(Stated exercise) Each line of the material below should be reproduced exactly.

**** Stored records

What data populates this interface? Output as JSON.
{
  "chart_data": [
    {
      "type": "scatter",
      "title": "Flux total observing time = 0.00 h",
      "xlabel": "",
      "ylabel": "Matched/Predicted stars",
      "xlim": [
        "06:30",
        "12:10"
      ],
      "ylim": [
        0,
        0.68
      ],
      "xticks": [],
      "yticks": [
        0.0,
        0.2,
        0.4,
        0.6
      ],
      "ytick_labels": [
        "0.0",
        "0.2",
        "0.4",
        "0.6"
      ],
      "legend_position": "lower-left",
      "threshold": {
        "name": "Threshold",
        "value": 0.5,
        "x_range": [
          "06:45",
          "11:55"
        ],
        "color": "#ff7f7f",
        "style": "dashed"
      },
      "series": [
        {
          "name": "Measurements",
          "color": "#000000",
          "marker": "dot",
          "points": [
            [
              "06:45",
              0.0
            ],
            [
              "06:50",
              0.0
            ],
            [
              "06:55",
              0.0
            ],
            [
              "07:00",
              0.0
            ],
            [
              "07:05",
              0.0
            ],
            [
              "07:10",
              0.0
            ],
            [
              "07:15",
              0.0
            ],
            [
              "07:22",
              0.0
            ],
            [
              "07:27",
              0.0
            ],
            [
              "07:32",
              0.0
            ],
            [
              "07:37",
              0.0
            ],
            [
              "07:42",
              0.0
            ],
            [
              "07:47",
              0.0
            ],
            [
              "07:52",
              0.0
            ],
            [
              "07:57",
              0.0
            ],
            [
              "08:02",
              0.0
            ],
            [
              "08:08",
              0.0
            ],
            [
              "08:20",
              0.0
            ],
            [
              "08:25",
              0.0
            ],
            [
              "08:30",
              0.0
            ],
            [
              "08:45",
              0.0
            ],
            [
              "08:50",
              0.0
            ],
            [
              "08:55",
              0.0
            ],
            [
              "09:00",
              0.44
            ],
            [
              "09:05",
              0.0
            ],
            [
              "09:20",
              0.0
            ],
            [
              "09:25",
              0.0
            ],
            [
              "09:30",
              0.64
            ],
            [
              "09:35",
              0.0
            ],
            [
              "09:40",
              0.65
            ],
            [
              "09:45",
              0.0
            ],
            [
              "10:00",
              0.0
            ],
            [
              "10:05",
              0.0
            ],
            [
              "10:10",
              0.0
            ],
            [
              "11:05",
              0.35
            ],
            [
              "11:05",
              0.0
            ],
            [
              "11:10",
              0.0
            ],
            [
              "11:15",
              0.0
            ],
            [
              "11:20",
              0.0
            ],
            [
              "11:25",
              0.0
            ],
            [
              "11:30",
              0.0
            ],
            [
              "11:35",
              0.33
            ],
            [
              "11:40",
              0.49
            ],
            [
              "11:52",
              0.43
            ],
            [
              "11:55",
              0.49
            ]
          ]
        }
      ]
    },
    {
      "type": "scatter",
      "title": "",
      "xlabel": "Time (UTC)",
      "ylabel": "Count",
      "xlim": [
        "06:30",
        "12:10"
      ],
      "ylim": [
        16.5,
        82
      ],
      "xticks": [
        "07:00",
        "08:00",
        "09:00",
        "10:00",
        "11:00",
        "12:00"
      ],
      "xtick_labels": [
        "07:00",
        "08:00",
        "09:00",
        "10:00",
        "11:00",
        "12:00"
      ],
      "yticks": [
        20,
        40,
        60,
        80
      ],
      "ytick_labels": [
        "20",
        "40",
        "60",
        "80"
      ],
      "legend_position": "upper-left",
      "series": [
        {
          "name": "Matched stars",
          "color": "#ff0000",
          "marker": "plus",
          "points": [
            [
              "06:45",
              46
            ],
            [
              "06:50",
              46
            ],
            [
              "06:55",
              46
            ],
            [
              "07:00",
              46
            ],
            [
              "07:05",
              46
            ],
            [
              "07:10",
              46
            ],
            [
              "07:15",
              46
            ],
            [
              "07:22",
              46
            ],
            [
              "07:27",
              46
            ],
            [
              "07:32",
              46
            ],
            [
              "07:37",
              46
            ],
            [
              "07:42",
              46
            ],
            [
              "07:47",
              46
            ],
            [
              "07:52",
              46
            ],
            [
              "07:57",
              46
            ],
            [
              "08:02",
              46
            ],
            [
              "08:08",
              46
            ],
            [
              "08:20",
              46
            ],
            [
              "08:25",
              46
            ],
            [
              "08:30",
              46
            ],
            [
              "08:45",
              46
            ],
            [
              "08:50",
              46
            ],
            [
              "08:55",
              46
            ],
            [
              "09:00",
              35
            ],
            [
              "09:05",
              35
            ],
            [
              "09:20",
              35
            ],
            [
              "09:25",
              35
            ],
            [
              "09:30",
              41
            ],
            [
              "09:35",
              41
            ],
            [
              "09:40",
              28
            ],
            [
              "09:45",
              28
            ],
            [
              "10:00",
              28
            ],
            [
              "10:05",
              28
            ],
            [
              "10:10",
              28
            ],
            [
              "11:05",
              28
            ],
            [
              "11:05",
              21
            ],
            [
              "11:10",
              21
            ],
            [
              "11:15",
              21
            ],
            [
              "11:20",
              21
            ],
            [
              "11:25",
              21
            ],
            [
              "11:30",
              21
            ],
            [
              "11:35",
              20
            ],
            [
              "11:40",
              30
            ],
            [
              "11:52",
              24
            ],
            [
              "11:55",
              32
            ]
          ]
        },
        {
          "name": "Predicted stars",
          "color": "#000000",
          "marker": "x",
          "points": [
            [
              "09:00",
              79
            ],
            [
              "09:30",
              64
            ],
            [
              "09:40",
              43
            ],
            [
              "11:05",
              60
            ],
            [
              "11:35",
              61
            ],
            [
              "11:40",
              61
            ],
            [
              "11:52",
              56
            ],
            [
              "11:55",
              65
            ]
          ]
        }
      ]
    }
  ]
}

********

(Answer to the problem)
What data populates this interface? Output as JSON.
{
  "chart_data": [
    {
      "type": "scatter",
      "title": "Flux total observing time = 0.00 h",
      "xlabel": "",
      "ylabel": "Matched/Predicted stars",
      "xlim": [
        "06:30",
        "12:10"
      ],
      "ylim": [
        0,
        0.68
      ],
      "xticks": [],
      "yticks": [
        0.0,
        0.2,
        0.4,
        0.6
      ],
      "ytick_labels": [
        "0.0",
        "0.2",
        "0.4",
        "0.6"
      ],
      "legend_position": "lower-left",
      "threshold": {
        "name": "Threshold",
        "value": 0.5,
        "x_range": [
          "06:45",
          "11:55"
        ],
        "color": "#ff7f7f",
        "style": "dashed"
      },
      "series": [
        {
          "name": "Measurements",
          "color": "#000000",
          "marker": "dot",
          "points": [
            [
              "06:45",
              0.0
            ],
            [
              "06:50",
              0.0
            ],
            [
              "06:55",
              0.0
            ],
            [
              "07:00",
              0.0
            ],
            [
              "07:05",
              0.0
            ],
            [
              "07:10",
              0.0
            ],
            [
              "07:15",
              0.0
            ],
            [
              "07:22",
              0.0
            ],
            [
              "07:27",
              0.0
            ],
            [
              "07:32",
              0.0
            ],
            [
              "07:37",
              0.0
            ],
            [
              "07:42",
              0.0
            ],
            [
              "07:47",
              0.0
            ],
            [
              "07:52",
              0.0
            ],
            [
              "07:57",
              0.0
            ],
            [
              "08:02",
              0.0
            ],
            [
              "08:08",
              0.0
            ],
            [
              "08:20",
              0.0
            ],
            [
              "08:25",
              0.0
            ],
            [
              "08:30",
              0.0
            ],
            [
              "08:45",
              0.0
            ],
            [
              "08:50",
              0.0
            ],
            [
              "08:55",
              0.0
            ],
            [
              "09:00",
              0.44
            ],
            [
              "09:05",
              0.0
            ],
            [
              "09:20",
              0.0
            ],
            [
              "09:25",
              0.0
            ],
            [
              "09:30",
              0.64
            ],
            [
              "09:35",
              0.0
            ],
            [
              "09:40",
              0.65
            ],
            [
              "09:45",
              0.0
            ],
            [
              "10:00",
              0.0
            ],
            [
              "10:05",
              0.0
            ],
            [
              "10:10",
              0.0
            ],
            [
              "11:05",
              0.35
            ],
            [
              "11:05",
              0.0
            ],
            [
              "11:10",
              0.0
            ],
            [
              "11:15",
              0.0
            ],
            [
              "11:20",
              0.0
            ],
            [
              "11:25",
              0.0
            ],
            [
              "11:30",
              0.0
            ],
            [
              "11:35",
              0.33
            ],
            [
              "11:40",
              0.49
            ],
            [
              "11:52",
              0.43
            ],
            [
              "11:55",
              0.49
            ]
          ]
        }
      ]
    },
    {
      "type": "scatter",
      "title": "",
      "xlabel": "Time (UTC)",
      "ylabel": "Count",
      "xlim": [
        "06:30",
        "12:10"
      ],
      "ylim": [
        16.5,
        82
      ],
      "xticks": [
        "07:00",
        "08:00",
        "09:00",
        "10:00",
        "11:00",
        "12:00"
      ],
      "xtick_labels": [
        "07:00",
        "08:00",
        "09:00",
        "10:00",
        "11:00",
        "12:00"
      ],
      "yticks": [
        20,
        40,
        60,
        80
      ],
      "ytick_labels": [
        "20",
        "40",
        "60",
        "80"
      ],
      "legend_position": "upper-left",
      "series": [
        {
          "name": "Matched stars",
          "color": "#ff0000",
          "marker": "plus",
          "points": [
            [
              "06:45",
              46
            ],
            [
              "06:50",
              46
            ],
            [
              "06:55",
              46
            ],
            [
              "07:00",
              46
            ],
            [
              "07:05",
              46
            ],
            [
              "07:10",
              46
            ],
            [
              "07:15",
              46
            ],
            [
              "07:22",
              46
            ],
            [
              "07:27",
              46
            ],
            [
              "07:32",
              46
            ],
            [
              "07:37",
              46
            ],
            [
              "07:42",
              46
            ],
            [
              "07:47",
              46
            ],
            [
              "07:52",
              46
            ],
            [
              "07:57",
              46
            ],
            [
              "08:02",
              46
            ],
            [
              "08:08",
              46
            ],
            [
              "08:20",
              46
            ],
            [
              "08:25",
              46
            ],
            [
              "08:30",
              46
            ],
            [
              "08:45",
              46
            ],
            [
              "08:50",
              46
            ],
            [
              "08:55",
              46
            ],
            [
              "09:00",
              35
            ],
            [
              "09:05",
              35
            ],
            [
              "09:20",
              35
            ],
            [
              "09:25",
              35
            ],
            [
              "09:30",
              41
            ],
            [
              "09:35",
              41
            ],
            [
              "09:40",
              28
            ],
            [
              "09:45",
              28
            ],
            [
              "10:00",
              28
            ],
            [
              "10:05",
              28
            ],
            [
              "10:10",
              28
            ],
            [
              "11:05",
              28
            ],
            [
              "11:05",
              21
            ],
            [
              "11:10",
              21
            ],
            [
              "11:15",
              21
            ],
            [
              "11:20",
              21
            ],
            [
              "11:25",
              21
            ],
            [
              "11:30",
              21
            ],
            [
              "11:35",
              20
            ],
            [
              "11:40",
              30
            ],
            [
              "11:52",
              24
            ],
            [
              "11:55",
              32
            ]
          ]
        },
        {
          "name": "Predicted stars",
          "color": "#000000",
          "marker": "x",
          "points": [
            [
              "09:00",
              79
            ],
            [
              "09:30",
              64
            ],
            [
              "09:40",
              43
            ],
            [
              "11:05",
              60
            ],
            [
              "11:35",
              61
            ],
            [
              "11:40",
              61
            ],
            [
              "11:52",
              56
            ],
            [
              "11:55",
              65
            ]
          ]
        }
      ]
    }
  ]
}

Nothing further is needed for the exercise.